[Dataset excerpts]
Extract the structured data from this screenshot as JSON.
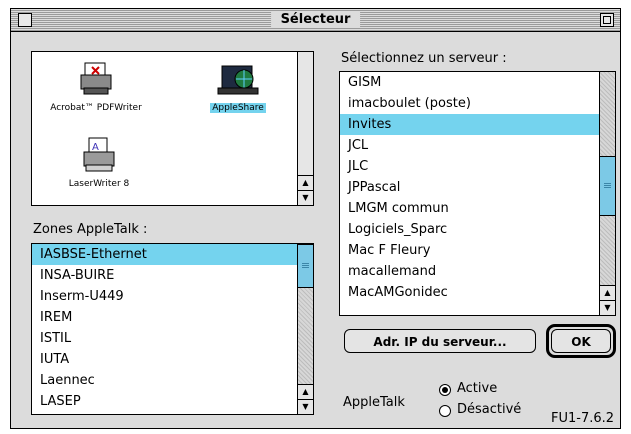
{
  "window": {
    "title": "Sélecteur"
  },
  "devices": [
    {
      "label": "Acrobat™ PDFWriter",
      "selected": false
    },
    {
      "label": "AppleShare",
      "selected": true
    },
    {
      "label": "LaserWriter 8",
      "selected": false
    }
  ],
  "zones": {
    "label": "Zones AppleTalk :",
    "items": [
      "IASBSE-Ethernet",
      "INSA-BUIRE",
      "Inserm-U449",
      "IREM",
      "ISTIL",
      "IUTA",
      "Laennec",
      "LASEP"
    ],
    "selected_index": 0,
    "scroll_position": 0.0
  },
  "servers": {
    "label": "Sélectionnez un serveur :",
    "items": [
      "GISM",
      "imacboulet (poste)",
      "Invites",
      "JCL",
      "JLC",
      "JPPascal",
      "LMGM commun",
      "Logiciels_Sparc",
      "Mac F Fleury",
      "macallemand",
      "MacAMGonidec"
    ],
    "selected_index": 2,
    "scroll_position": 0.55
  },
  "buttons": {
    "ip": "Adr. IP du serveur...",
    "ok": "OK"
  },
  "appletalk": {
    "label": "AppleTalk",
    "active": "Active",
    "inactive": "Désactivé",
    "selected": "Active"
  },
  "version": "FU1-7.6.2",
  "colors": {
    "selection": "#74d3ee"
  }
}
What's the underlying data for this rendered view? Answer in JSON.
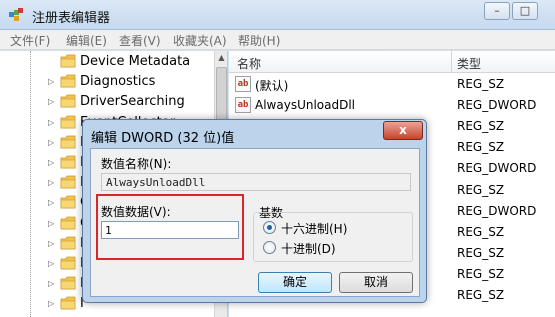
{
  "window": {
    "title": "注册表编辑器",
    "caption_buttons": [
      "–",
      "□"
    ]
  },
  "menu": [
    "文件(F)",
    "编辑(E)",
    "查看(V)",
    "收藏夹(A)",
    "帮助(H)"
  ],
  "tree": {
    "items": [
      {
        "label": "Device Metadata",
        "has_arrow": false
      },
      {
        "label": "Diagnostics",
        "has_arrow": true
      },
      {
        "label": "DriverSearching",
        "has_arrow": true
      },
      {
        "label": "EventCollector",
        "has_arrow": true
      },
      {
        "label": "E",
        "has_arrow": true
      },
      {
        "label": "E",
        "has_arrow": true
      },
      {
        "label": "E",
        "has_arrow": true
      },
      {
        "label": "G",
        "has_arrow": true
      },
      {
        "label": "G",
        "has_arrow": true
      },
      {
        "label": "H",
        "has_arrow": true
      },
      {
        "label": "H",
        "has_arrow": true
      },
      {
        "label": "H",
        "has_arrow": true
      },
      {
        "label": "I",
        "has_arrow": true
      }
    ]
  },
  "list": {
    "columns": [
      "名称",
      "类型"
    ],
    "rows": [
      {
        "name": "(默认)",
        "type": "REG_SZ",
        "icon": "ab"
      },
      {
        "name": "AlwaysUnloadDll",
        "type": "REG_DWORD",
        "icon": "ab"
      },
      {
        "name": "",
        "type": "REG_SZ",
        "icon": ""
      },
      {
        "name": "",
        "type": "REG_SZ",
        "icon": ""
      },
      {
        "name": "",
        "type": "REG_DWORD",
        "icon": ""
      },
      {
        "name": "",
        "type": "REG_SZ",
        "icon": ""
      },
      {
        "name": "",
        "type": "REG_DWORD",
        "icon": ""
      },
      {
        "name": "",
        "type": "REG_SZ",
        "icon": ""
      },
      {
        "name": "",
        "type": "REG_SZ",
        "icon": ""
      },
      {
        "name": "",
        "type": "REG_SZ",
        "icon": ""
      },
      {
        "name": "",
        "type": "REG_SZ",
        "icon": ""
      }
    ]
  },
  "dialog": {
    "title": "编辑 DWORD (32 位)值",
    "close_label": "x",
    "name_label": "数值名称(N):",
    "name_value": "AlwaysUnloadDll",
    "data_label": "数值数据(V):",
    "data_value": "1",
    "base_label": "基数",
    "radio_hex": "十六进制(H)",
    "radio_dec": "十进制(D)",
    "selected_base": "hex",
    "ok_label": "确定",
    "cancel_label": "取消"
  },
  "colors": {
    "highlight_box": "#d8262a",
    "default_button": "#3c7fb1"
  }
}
---
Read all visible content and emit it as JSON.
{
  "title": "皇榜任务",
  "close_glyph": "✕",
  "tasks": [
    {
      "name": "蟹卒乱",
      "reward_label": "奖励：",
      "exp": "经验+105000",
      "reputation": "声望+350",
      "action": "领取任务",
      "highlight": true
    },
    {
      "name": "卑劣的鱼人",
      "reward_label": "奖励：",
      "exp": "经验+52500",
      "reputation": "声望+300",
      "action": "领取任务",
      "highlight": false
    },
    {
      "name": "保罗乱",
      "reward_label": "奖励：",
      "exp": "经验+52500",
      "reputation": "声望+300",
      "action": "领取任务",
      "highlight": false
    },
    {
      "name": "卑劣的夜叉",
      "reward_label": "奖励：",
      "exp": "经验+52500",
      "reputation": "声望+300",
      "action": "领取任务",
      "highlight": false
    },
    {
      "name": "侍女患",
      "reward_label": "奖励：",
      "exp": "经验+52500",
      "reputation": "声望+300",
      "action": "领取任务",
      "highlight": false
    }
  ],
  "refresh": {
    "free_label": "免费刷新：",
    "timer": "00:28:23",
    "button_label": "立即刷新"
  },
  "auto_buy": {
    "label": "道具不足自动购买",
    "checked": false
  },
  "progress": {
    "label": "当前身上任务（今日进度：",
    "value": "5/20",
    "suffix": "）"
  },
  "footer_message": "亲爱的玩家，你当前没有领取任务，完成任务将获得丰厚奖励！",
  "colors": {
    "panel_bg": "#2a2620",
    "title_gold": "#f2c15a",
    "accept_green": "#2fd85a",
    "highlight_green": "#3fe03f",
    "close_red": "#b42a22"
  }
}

### Exercise aim
Gather all lines with the string "serveur" from the data.

### Exercise result
    "label": "Sélectionnez un serveur :",
    "ip": "Adr. IP du serveur...",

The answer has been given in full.